## Given request
For each line in the data below that holds "المملكة", return a copy.

## Given data
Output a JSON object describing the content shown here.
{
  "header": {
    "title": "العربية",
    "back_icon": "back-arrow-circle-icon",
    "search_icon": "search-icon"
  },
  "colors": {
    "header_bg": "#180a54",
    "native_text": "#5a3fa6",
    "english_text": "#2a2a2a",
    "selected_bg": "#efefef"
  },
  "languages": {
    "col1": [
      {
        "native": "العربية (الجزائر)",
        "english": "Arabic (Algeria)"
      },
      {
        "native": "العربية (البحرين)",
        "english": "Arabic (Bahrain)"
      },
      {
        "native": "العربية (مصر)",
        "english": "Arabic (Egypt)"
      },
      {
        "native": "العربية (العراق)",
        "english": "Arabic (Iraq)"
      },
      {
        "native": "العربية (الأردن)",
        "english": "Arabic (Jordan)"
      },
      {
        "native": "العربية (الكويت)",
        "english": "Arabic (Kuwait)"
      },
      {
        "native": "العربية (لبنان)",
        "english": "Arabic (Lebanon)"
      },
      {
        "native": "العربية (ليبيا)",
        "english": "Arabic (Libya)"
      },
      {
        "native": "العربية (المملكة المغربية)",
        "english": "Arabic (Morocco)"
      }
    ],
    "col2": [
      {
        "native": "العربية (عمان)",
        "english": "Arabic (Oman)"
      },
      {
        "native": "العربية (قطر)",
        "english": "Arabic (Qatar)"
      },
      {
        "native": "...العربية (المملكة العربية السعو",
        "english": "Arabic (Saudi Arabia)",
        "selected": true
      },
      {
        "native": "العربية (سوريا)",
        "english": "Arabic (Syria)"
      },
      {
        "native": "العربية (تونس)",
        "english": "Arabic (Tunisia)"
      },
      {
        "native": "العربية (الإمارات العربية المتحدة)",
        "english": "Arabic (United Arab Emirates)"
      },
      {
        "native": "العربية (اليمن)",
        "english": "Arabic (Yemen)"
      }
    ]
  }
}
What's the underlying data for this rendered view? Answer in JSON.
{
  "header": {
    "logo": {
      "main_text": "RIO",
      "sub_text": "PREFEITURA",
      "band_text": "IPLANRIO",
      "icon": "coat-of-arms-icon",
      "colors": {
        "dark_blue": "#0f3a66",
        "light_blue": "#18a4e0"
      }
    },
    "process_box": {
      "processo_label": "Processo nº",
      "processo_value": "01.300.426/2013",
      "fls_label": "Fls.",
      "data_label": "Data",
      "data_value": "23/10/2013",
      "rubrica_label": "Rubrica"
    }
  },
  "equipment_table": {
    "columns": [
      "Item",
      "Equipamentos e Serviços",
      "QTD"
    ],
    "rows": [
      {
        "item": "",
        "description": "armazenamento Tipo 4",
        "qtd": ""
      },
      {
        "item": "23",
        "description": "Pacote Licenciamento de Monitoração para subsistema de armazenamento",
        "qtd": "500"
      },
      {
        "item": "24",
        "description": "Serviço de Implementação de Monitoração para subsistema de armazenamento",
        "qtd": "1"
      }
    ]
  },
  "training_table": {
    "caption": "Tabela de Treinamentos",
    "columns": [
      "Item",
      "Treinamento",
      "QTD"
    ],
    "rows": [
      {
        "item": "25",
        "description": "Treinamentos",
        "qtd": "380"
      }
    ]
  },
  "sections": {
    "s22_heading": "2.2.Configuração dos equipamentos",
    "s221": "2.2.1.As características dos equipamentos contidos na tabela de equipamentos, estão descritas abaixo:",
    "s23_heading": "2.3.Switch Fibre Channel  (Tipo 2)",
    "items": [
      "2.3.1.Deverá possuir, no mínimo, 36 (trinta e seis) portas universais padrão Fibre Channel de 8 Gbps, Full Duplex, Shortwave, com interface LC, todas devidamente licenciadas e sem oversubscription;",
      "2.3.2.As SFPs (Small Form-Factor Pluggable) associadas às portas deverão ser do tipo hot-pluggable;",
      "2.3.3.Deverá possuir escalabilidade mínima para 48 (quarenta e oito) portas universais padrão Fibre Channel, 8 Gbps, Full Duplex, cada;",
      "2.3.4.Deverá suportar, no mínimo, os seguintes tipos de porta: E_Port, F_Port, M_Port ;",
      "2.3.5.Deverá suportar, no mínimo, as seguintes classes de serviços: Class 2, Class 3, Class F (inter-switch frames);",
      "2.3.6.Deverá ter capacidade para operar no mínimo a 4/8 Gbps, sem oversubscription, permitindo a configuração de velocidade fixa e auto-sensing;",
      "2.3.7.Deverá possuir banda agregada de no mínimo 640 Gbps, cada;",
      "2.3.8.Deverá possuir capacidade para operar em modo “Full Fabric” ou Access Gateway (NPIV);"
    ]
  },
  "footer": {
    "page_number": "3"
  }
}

## Answer to this task
        "native": "العربية (المملكة المغربية)",
        "native": "...العربية (المملكة العربية السعو",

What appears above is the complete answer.